• **Task to carry out**
Write out again only the lines running from the one that contains "Type out the text in this image." to the end of the records below, including both the first and the last.
***** Data extract
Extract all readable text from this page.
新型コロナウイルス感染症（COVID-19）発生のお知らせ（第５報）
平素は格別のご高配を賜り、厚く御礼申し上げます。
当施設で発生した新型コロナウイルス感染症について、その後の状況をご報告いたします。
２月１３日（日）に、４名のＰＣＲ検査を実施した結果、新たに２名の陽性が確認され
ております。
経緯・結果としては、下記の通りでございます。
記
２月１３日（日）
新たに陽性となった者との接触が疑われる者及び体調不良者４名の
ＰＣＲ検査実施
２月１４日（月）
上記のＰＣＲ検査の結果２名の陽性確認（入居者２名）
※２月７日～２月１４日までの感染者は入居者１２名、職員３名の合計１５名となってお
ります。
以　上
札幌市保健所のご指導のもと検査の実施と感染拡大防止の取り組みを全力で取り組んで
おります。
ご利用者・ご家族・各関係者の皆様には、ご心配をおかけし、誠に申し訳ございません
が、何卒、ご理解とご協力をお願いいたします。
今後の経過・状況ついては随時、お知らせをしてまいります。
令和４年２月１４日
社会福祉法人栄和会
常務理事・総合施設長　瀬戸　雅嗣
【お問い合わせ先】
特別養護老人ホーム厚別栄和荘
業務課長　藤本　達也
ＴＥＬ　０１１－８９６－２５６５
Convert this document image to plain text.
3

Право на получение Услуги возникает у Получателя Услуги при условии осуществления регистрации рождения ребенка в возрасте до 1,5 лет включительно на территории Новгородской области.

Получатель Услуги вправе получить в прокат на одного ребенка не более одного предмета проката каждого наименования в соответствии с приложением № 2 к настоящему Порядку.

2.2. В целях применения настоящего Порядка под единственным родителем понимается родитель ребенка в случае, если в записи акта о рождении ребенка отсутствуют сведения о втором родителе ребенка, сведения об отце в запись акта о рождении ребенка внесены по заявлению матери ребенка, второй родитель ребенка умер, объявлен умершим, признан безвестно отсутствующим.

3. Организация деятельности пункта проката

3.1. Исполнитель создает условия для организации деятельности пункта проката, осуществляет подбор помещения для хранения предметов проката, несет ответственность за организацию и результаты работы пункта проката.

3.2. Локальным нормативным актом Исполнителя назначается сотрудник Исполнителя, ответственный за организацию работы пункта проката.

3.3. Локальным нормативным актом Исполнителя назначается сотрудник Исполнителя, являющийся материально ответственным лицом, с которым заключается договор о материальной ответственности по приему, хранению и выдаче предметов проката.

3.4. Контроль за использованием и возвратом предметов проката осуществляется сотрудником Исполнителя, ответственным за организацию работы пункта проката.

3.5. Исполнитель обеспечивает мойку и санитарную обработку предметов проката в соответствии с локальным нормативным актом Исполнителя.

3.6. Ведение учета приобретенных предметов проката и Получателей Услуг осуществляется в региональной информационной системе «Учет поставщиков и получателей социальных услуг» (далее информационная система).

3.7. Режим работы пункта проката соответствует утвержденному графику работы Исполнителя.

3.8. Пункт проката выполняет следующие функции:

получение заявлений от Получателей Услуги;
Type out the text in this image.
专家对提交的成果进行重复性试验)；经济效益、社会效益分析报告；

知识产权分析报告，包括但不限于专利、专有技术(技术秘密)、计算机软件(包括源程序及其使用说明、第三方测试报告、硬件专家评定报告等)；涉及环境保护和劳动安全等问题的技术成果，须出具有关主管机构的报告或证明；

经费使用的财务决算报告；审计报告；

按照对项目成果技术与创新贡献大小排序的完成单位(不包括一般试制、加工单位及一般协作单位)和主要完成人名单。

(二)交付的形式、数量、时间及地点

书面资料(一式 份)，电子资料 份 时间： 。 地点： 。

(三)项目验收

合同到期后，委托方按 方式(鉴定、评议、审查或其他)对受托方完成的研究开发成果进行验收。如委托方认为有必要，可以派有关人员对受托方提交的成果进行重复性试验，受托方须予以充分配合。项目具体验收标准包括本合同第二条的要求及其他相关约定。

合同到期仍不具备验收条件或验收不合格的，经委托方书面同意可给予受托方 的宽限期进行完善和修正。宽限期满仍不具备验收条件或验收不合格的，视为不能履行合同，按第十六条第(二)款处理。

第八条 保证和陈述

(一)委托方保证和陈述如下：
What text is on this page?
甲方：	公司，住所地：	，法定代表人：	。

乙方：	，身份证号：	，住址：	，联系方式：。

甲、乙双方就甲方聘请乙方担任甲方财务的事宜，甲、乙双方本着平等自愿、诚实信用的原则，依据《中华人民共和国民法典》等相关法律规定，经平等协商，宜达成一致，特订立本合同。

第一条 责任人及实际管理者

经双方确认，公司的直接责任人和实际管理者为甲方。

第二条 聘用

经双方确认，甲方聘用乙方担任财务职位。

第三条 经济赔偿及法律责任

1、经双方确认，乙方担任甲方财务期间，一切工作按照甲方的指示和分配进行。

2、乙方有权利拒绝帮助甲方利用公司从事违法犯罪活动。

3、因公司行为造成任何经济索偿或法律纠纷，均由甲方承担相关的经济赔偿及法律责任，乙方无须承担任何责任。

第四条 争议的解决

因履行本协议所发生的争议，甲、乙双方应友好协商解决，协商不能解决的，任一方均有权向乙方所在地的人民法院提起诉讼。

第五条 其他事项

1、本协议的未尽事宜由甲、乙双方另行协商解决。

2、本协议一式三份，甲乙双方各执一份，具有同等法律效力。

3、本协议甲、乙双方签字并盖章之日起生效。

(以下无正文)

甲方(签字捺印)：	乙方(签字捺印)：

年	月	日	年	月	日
**********
• **Correct result**
Type out the text in this image.
专家对提交的成果进行重复性试验)；经济效益、社会效益分析报告；

知识产权分析报告，包括但不限于专利、专有技术(技术秘密)、计算机软件(包括源程序及其使用说明、第三方测试报告、硬件专家评定报告等)；涉及环境保护和劳动安全等问题的技术成果，须出具有关主管机构的报告或证明；

经费使用的财务决算报告；审计报告；

按照对项目成果技术与创新贡献大小排序的完成单位(不包括一般试制、加工单位及一般协作单位)和主要完成人名单。

(二)交付的形式、数量、时间及地点

书面资料(一式 份)，电子资料 份 时间： 。 地点： 。

(三)项目验收

合同到期后，委托方按 方式(鉴定、评议、审查或其他)对受托方完成的研究开发成果进行验收。如委托方认为有必要，可以派有关人员对受托方提交的成果进行重复性试验，受托方须予以充分配合。项目具体验收标准包括本合同第二条的要求及其他相关约定。

合同到期仍不具备验收条件或验收不合格的，经委托方书面同意可给予受托方 的宽限期进行完善和修正。宽限期满仍不具备验收条件或验收不合格的，视为不能履行合同，按第十六条第(二)款处理。

第八条 保证和陈述

(一)委托方保证和陈述如下：
What text is on this page?
甲方：	公司，住所地：	，法定代表人：	。

乙方：	，身份证号：	，住址：	，联系方式：。

甲、乙双方就甲方聘请乙方担任甲方财务的事宜，甲、乙双方本着平等自愿、诚实信用的原则，依据《中华人民共和国民法典》等相关法律规定，经平等协商，宜达成一致，特订立本合同。

第一条 责任人及实际管理者

经双方确认，公司的直接责任人和实际管理者为甲方。

第二条 聘用

经双方确认，甲方聘用乙方担任财务职位。

第三条 经济赔偿及法律责任

1、经双方确认，乙方担任甲方财务期间，一切工作按照甲方的指示和分配进行。

2、乙方有权利拒绝帮助甲方利用公司从事违法犯罪活动。

3、因公司行为造成任何经济索偿或法律纠纷，均由甲方承担相关的经济赔偿及法律责任，乙方无须承担任何责任。

第四条 争议的解决

因履行本协议所发生的争议，甲、乙双方应友好协商解决，协商不能解决的，任一方均有权向乙方所在地的人民法院提起诉讼。

第五条 其他事项

1、本协议的未尽事宜由甲、乙双方另行协商解决。

2、本协议一式三份，甲乙双方各执一份，具有同等法律效力。

3、本协议甲、乙双方签字并盖章之日起生效。

(以下无正文)

甲方(签字捺印)：	乙方(签字捺印)：

年	月	日	年	月	日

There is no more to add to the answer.